What you will do - Please output each line of the data exactly as it appears.

───── Exercise material

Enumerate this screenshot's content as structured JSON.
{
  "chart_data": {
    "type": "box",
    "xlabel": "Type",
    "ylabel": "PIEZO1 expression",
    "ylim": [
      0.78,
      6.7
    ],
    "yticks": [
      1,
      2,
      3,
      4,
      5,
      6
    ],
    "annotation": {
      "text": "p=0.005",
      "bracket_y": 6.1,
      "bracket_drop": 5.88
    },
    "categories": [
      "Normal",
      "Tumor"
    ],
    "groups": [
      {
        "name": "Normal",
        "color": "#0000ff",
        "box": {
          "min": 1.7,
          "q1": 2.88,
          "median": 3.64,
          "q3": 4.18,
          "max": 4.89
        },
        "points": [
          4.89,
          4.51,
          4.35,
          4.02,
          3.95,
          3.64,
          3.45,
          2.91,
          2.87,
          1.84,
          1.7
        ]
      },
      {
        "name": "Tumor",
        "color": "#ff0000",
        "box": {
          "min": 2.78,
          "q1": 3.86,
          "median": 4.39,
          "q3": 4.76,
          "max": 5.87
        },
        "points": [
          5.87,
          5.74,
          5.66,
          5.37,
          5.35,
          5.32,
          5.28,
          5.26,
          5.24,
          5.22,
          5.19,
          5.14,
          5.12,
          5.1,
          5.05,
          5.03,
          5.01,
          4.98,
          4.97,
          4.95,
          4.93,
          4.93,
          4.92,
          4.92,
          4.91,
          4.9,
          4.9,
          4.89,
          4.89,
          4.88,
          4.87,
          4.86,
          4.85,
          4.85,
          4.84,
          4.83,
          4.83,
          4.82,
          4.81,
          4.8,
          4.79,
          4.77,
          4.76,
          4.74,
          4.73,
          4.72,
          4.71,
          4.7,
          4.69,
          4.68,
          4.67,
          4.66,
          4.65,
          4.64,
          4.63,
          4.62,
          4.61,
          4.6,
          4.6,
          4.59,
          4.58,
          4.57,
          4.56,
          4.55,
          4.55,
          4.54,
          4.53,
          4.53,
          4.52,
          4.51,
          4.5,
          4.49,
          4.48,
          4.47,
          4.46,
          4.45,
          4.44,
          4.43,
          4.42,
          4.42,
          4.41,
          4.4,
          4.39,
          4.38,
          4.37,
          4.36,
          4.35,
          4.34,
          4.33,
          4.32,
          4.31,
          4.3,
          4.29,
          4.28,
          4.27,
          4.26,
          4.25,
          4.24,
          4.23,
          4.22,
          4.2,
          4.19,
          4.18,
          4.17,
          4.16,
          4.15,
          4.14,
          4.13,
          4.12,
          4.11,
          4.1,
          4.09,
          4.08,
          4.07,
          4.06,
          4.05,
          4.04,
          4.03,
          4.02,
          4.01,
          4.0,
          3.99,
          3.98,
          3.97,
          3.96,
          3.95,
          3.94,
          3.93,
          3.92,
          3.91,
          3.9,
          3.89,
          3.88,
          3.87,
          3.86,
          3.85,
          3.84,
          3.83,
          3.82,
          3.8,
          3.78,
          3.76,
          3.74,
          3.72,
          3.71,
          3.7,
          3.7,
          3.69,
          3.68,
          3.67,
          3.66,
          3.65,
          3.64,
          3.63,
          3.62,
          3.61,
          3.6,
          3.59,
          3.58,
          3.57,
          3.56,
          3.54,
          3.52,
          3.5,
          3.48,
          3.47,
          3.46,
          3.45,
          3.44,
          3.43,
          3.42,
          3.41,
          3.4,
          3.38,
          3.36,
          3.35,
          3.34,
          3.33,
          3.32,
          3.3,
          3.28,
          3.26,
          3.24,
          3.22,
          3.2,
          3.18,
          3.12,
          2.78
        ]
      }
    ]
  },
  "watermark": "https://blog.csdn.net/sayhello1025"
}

──────────

Written response -
Enumerate this screenshot's content as structured JSON.
{
  "chart_data": {
    "type": "box",
    "xlabel": "Type",
    "ylabel": "PIEZO1 expression",
    "ylim": [
      0.78,
      6.7
    ],
    "yticks": [
      1,
      2,
      3,
      4,
      5,
      6
    ],
    "annotation": {
      "text": "p=0.005",
      "bracket_y": 6.1,
      "bracket_drop": 5.88
    },
    "categories": [
      "Normal",
      "Tumor"
    ],
    "groups": [
      {
        "name": "Normal",
        "color": "#0000ff",
        "box": {
          "min": 1.7,
          "q1": 2.88,
          "median": 3.64,
          "q3": 4.18,
          "max": 4.89
        },
        "points": [
          4.89,
          4.51,
          4.35,
          4.02,
          3.95,
          3.64,
          3.45,
          2.91,
          2.87,
          1.84,
          1.7
        ]
      },
      {
        "name": "Tumor",
        "color": "#ff0000",
        "box": {
          "min": 2.78,
          "q1": 3.86,
          "median": 4.39,
          "q3": 4.76,
          "max": 5.87
        },
        "points": [
          5.87,
          5.74,
          5.66,
          5.37,
          5.35,
          5.32,
          5.28,
          5.26,
          5.24,
          5.22,
          5.19,
          5.14,
          5.12,
          5.1,
          5.05,
          5.03,
          5.01,
          4.98,
          4.97,
          4.95,
          4.93,
          4.93,
          4.92,
          4.92,
          4.91,
          4.9,
          4.9,
          4.89,
          4.89,
          4.88,
          4.87,
          4.86,
          4.85,
          4.85,
          4.84,
          4.83,
          4.83,
          4.82,
          4.81,
          4.8,
          4.79,
          4.77,
          4.76,
          4.74,
          4.73,
          4.72,
          4.71,
          4.7,
          4.69,
          4.68,
          4.67,
          4.66,
          4.65,
          4.64,
          4.63,
          4.62,
          4.61,
          4.6,
          4.6,
          4.59,
          4.58,
          4.57,
          4.56,
          4.55,
          4.55,
          4.54,
          4.53,
          4.53,
          4.52,
          4.51,
          4.5,
          4.49,
          4.48,
          4.47,
          4.46,
          4.45,
          4.44,
          4.43,
          4.42,
          4.42,
          4.41,
          4.4,
          4.39,
          4.38,
          4.37,
          4.36,
          4.35,
          4.34,
          4.33,
          4.32,
          4.31,
          4.3,
          4.29,
          4.28,
          4.27,
          4.26,
          4.25,
          4.24,
          4.23,
          4.22,
          4.2,
          4.19,
          4.18,
          4.17,
          4.16,
          4.15,
          4.14,
          4.13,
          4.12,
          4.11,
          4.1,
          4.09,
          4.08,
          4.07,
          4.06,
          4.05,
          4.04,
          4.03,
          4.02,
          4.01,
          4.0,
          3.99,
          3.98,
          3.97,
          3.96,
          3.95,
          3.94,
          3.93,
          3.92,
          3.91,
          3.9,
          3.89,
          3.88,
          3.87,
          3.86,
          3.85,
          3.84,
          3.83,
          3.82,
          3.8,
          3.78,
          3.76,
          3.74,
          3.72,
          3.71,
          3.7,
          3.7,
          3.69,
          3.68,
          3.67,
          3.66,
          3.65,
          3.64,
          3.63,
          3.62,
          3.61,
          3.6,
          3.59,
          3.58,
          3.57,
          3.56,
          3.54,
          3.52,
          3.5,
          3.48,
          3.47,
          3.46,
          3.45,
          3.44,
          3.43,
          3.42,
          3.41,
          3.4,
          3.38,
          3.36,
          3.35,
          3.34,
          3.33,
          3.32,
          3.3,
          3.28,
          3.26,
          3.24,
          3.22,
          3.2,
          3.18,
          3.12,
          2.78
        ]
      }
    ]
  },
  "watermark": "https://blog.csdn.net/sayhello1025"
}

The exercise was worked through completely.